#### Task details:
Reproduce all the entries precisely.
■ ■ ■ ■ ■ ■ ■
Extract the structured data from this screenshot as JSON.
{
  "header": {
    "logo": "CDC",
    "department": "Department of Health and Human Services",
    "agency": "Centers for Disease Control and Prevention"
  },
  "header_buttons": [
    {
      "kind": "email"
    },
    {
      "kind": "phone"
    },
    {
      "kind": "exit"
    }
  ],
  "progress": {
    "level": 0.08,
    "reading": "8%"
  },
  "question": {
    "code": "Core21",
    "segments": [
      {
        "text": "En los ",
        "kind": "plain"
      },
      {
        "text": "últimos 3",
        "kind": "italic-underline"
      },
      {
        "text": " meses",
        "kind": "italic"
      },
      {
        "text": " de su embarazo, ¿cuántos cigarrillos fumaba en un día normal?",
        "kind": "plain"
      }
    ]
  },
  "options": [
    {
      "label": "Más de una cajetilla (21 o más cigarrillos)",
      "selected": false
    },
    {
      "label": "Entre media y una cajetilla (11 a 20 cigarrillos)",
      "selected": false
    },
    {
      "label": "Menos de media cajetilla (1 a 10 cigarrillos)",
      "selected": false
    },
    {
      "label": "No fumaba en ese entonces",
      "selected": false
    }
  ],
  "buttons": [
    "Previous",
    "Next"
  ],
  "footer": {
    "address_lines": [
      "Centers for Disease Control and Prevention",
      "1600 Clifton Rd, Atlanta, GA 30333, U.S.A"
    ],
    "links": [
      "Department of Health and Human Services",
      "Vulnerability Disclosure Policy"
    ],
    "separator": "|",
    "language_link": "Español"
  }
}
■ ■ ■ ■ ■ ■ ■
#### Solution to this problem:
Extract the structured data from this screenshot as JSON.
{
  "header": {
    "logo": "CDC",
    "department": "Department of Health and Human Services",
    "agency": "Centers for Disease Control and Prevention"
  },
  "header_buttons": [
    {
      "kind": "email"
    },
    {
      "kind": "phone"
    },
    {
      "kind": "exit"
    }
  ],
  "progress": {
    "level": 0.08,
    "reading": "8%"
  },
  "question": {
    "code": "Core21",
    "segments": [
      {
        "text": "En los ",
        "kind": "plain"
      },
      {
        "text": "últimos 3",
        "kind": "italic-underline"
      },
      {
        "text": " meses",
        "kind": "italic"
      },
      {
        "text": " de su embarazo, ¿cuántos cigarrillos fumaba en un día normal?",
        "kind": "plain"
      }
    ]
  },
  "options": [
    {
      "label": "Más de una cajetilla (21 o más cigarrillos)",
      "selected": false
    },
    {
      "label": "Entre media y una cajetilla (11 a 20 cigarrillos)",
      "selected": false
    },
    {
      "label": "Menos de media cajetilla (1 a 10 cigarrillos)",
      "selected": false
    },
    {
      "label": "No fumaba en ese entonces",
      "selected": false
    }
  ],
  "buttons": [
    "Previous",
    "Next"
  ],
  "footer": {
    "address_lines": [
      "Centers for Disease Control and Prevention",
      "1600 Clifton Rd, Atlanta, GA 30333, U.S.A"
    ],
    "links": [
      "Department of Health and Human Services",
      "Vulnerability Disclosure Policy"
    ],
    "separator": "|",
    "language_link": "Español"
  }
}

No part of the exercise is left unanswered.